Each entry here needs to be set down again exactly, please; pictures are left out.

start Records for processing

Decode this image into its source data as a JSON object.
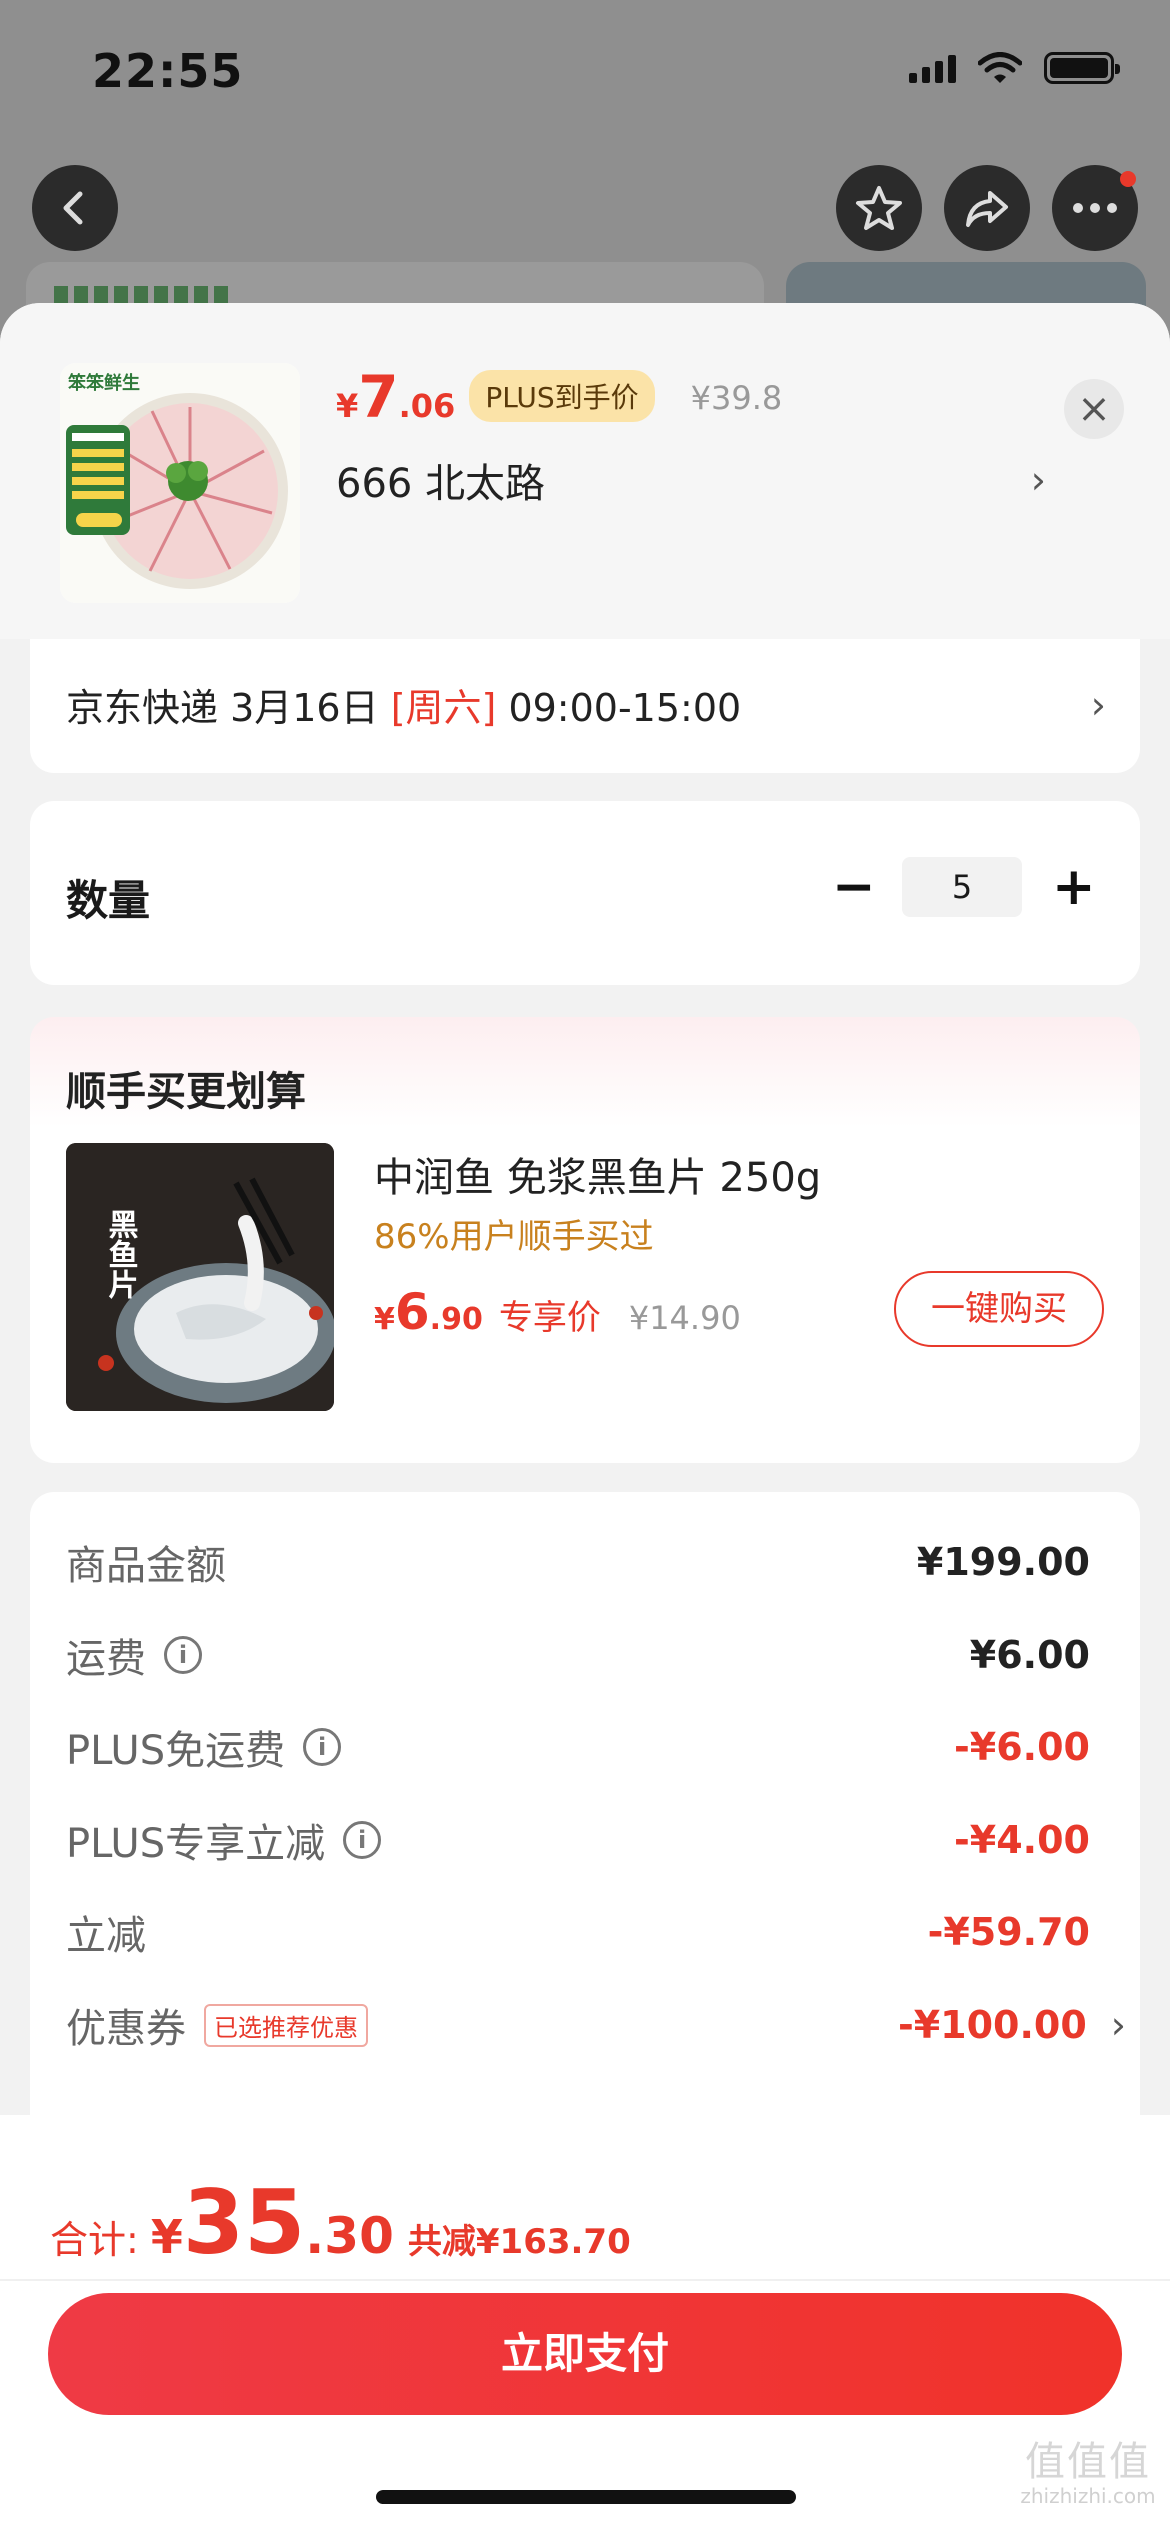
{
  "status_bar": {
    "time": "22:55"
  },
  "top_nav": {
    "back_icon": "chevron-left-icon",
    "favorite_icon": "star-icon",
    "share_icon": "share-icon",
    "more_icon": "more-icon"
  },
  "product": {
    "price_yen": "¥",
    "price_int": "7",
    "price_dec": ".06",
    "plus_tag": "PLUS到手价",
    "original_price": "¥39.8",
    "address": "666  北太路",
    "image_brand_text": "笨笨鲜生"
  },
  "delivery": {
    "prefix": "京东快递 3月16日 ",
    "weekday": "[周六]",
    "time_window": " 09:00-15:00"
  },
  "quantity": {
    "label": "数量",
    "value": "5",
    "minus": "−",
    "plus": "+"
  },
  "upsell": {
    "title": "顺手买更划算",
    "name": "中润鱼 免浆黑鱼片 250g",
    "note": "86%用户顺手买过",
    "price_yen": "¥",
    "price_int": "6",
    "price_dec": ".90",
    "price_label": "专享价",
    "original_price": "¥14.90",
    "buy_button": "一键购买",
    "image_text": "黑鱼片"
  },
  "summary": {
    "rows": [
      {
        "label": "商品金额",
        "value": "¥199.00"
      },
      {
        "label": "运费",
        "value": "¥6.00"
      },
      {
        "label": "PLUS免运费",
        "value": "-¥6.00"
      },
      {
        "label": "PLUS专享立减",
        "value": "-¥4.00"
      },
      {
        "label": "立减",
        "value": "-¥59.70"
      },
      {
        "label": "优惠券",
        "value": "-¥100.00"
      }
    ],
    "coupon_tag": "已选推荐优惠",
    "info_icon": "info-icon"
  },
  "footer": {
    "total_label": "合计:",
    "total_yen": "¥",
    "total_int": "35",
    "total_dec": ".30",
    "total_saved": "共减¥163.70",
    "pay_button": "立即支付"
  },
  "watermark": {
    "glyphs": "值值值",
    "site": "zhizhizhi.com"
  },
  "colors": {
    "accent_red": "#e8392b",
    "upsell_note": "#c8811e",
    "plus_tag_bg": "#fbe3a8"
  }
}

end Records for processing

Full output:
Decode this image into its source data as a JSON object.
{
  "status_bar": {
    "time": "22:55"
  },
  "top_nav": {
    "back_icon": "chevron-left-icon",
    "favorite_icon": "star-icon",
    "share_icon": "share-icon",
    "more_icon": "more-icon"
  },
  "product": {
    "price_yen": "¥",
    "price_int": "7",
    "price_dec": ".06",
    "plus_tag": "PLUS到手价",
    "original_price": "¥39.8",
    "address": "666  北太路",
    "image_brand_text": "笨笨鲜生"
  },
  "delivery": {
    "prefix": "京东快递 3月16日 ",
    "weekday": "[周六]",
    "time_window": " 09:00-15:00"
  },
  "quantity": {
    "label": "数量",
    "value": "5",
    "minus": "−",
    "plus": "+"
  },
  "upsell": {
    "title": "顺手买更划算",
    "name": "中润鱼 免浆黑鱼片 250g",
    "note": "86%用户顺手买过",
    "price_yen": "¥",
    "price_int": "6",
    "price_dec": ".90",
    "price_label": "专享价",
    "original_price": "¥14.90",
    "buy_button": "一键购买",
    "image_text": "黑鱼片"
  },
  "summary": {
    "rows": [
      {
        "label": "商品金额",
        "value": "¥199.00"
      },
      {
        "label": "运费",
        "value": "¥6.00"
      },
      {
        "label": "PLUS免运费",
        "value": "-¥6.00"
      },
      {
        "label": "PLUS专享立减",
        "value": "-¥4.00"
      },
      {
        "label": "立减",
        "value": "-¥59.70"
      },
      {
        "label": "优惠券",
        "value": "-¥100.00"
      }
    ],
    "coupon_tag": "已选推荐优惠",
    "info_icon": "info-icon"
  },
  "footer": {
    "total_label": "合计:",
    "total_yen": "¥",
    "total_int": "35",
    "total_dec": ".30",
    "total_saved": "共减¥163.70",
    "pay_button": "立即支付"
  },
  "watermark": {
    "glyphs": "值值值",
    "site": "zhizhizhi.com"
  },
  "colors": {
    "accent_red": "#e8392b",
    "upsell_note": "#c8811e",
    "plus_tag_bg": "#fbe3a8"
  }
}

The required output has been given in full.